§ Goal
Quote the whole listing word for word. Do not include the pictures.

........

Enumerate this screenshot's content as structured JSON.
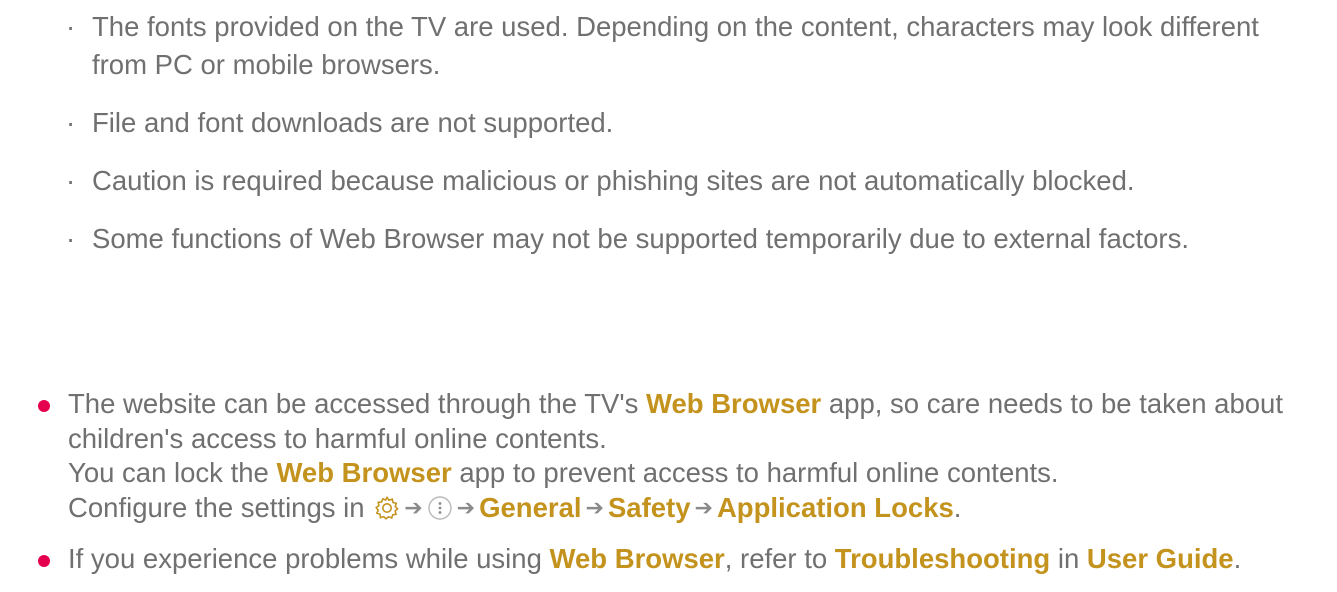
{
  "sub_points": [
    "The fonts provided on the TV are used. Depending on the content, characters may look different from PC or mobile browsers.",
    "File and font downloads are not supported.",
    "Caution is required because malicious or phishing sites are not automatically blocked.",
    "Some functions of Web Browser may not be supported temporarily due to external factors."
  ],
  "sub_bullet_glyph": "·",
  "note1": {
    "part1": "The website can be accessed through the TV's ",
    "app_name_1": "Web Browser",
    "part2": " app, so care needs to be taken about children's access to harmful online contents.",
    "line2_part1": "You can lock the ",
    "app_name_2": "Web Browser",
    "line2_part2": " app to prevent access to harmful online contents.",
    "line3_prefix": "Configure the settings in ",
    "path_general": "General",
    "path_safety": "Safety",
    "path_app_locks": "Application Locks",
    "line3_suffix": ".",
    "arrow": "➔",
    "icons": [
      "gear-icon",
      "more-options-icon"
    ]
  },
  "note2": {
    "part1": "If you experience problems while using ",
    "app_name": "Web Browser",
    "part2": ", refer to ",
    "troubleshooting": "Troubleshooting",
    "part3": " in ",
    "user_guide": "User Guide",
    "part4": "."
  },
  "colors": {
    "body_text": "#707070",
    "highlight": "#c4931d",
    "bullet": "#e5004f"
  }
}
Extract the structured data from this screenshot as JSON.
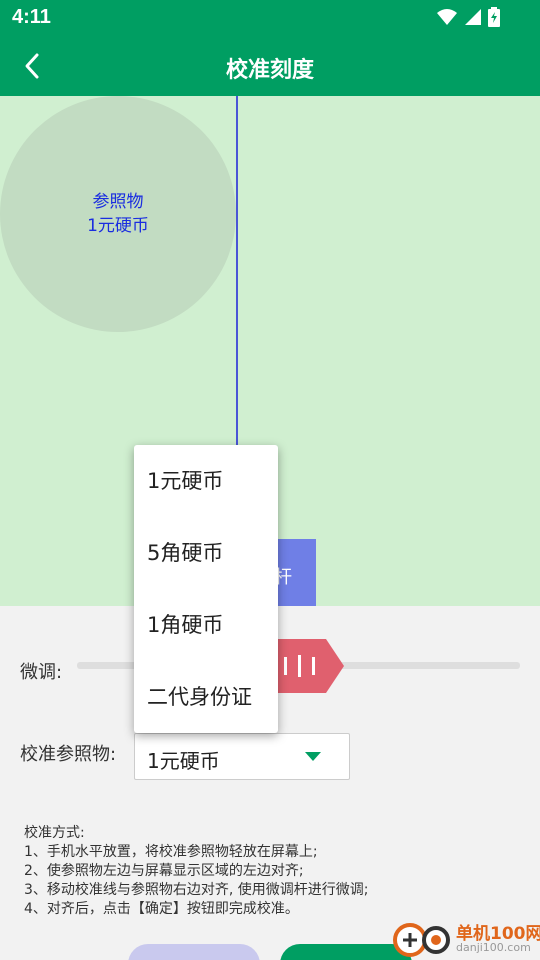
{
  "status_bar": {
    "time": "4:11"
  },
  "app_bar": {
    "title": "校准刻度"
  },
  "reference_coin": {
    "line1": "参照物",
    "line2": "1元硬币"
  },
  "slider_handle": {
    "label_visible": "杆"
  },
  "fine_tune": {
    "label": "微调:"
  },
  "reference": {
    "label": "校准参照物:",
    "selected": "1元硬币"
  },
  "dropdown": {
    "options": [
      "1元硬币",
      "5角硬币",
      "1角硬币",
      "二代身份证"
    ]
  },
  "instructions": {
    "title": "校准方式:",
    "steps": [
      "1、手机水平放置，将校准参照物轻放在屏幕上;",
      "2、使参照物左边与屏幕显示区域的左边对齐;",
      "3、移动校准线与参照物右边对齐, 使用微调杆进行微调;",
      "4、对齐后，点击【确定】按钮即完成校准。"
    ]
  },
  "watermark": {
    "title": "单机100网",
    "url": "danji100.com"
  },
  "colors": {
    "primary": "#009e62",
    "canvas_bg": "#d0efd0",
    "coin": "#c2dcc2",
    "calib_line": "#4a55d6",
    "handle": "#6f7fe6",
    "fine_thumb": "#e0606e"
  },
  "icons": {
    "back": "chevron-left-icon",
    "wifi": "wifi-icon",
    "signal": "signal-icon",
    "battery": "battery-icon",
    "dropdown": "caret-down-icon"
  }
}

........

§ Solution for this task
Enumerate this screenshot's content as structured JSON.
{
  "sub_points": [
    "The fonts provided on the TV are used. Depending on the content, characters may look different from PC or mobile browsers.",
    "File and font downloads are not supported.",
    "Caution is required because malicious or phishing sites are not automatically blocked.",
    "Some functions of Web Browser may not be supported temporarily due to external factors."
  ],
  "sub_bullet_glyph": "·",
  "note1": {
    "part1": "The website can be accessed through the TV's ",
    "app_name_1": "Web Browser",
    "part2": " app, so care needs to be taken about children's access to harmful online contents.",
    "line2_part1": "You can lock the ",
    "app_name_2": "Web Browser",
    "line2_part2": " app to prevent access to harmful online contents.",
    "line3_prefix": "Configure the settings in ",
    "path_general": "General",
    "path_safety": "Safety",
    "path_app_locks": "Application Locks",
    "line3_suffix": ".",
    "arrow": "➔",
    "icons": [
      "gear-icon",
      "more-options-icon"
    ]
  },
  "note2": {
    "part1": "If you experience problems while using ",
    "app_name": "Web Browser",
    "part2": ", refer to ",
    "troubleshooting": "Troubleshooting",
    "part3": " in ",
    "user_guide": "User Guide",
    "part4": "."
  },
  "colors": {
    "body_text": "#707070",
    "highlight": "#c4931d",
    "bullet": "#e5004f"
  }
}
Extract the structured data from this screenshot as JSON.
{
  "status_bar": {
    "time": "4:11"
  },
  "app_bar": {
    "title": "校准刻度"
  },
  "reference_coin": {
    "line1": "参照物",
    "line2": "1元硬币"
  },
  "slider_handle": {
    "label_visible": "杆"
  },
  "fine_tune": {
    "label": "微调:"
  },
  "reference": {
    "label": "校准参照物:",
    "selected": "1元硬币"
  },
  "dropdown": {
    "options": [
      "1元硬币",
      "5角硬币",
      "1角硬币",
      "二代身份证"
    ]
  },
  "instructions": {
    "title": "校准方式:",
    "steps": [
      "1、手机水平放置，将校准参照物轻放在屏幕上;",
      "2、使参照物左边与屏幕显示区域的左边对齐;",
      "3、移动校准线与参照物右边对齐, 使用微调杆进行微调;",
      "4、对齐后，点击【确定】按钮即完成校准。"
    ]
  },
  "watermark": {
    "title": "单机100网",
    "url": "danji100.com"
  },
  "colors": {
    "primary": "#009e62",
    "canvas_bg": "#d0efd0",
    "coin": "#c2dcc2",
    "calib_line": "#4a55d6",
    "handle": "#6f7fe6",
    "fine_thumb": "#e0606e"
  },
  "icons": {
    "back": "chevron-left-icon",
    "wifi": "wifi-icon",
    "signal": "signal-icon",
    "battery": "battery-icon",
    "dropdown": "caret-down-icon"
  }
}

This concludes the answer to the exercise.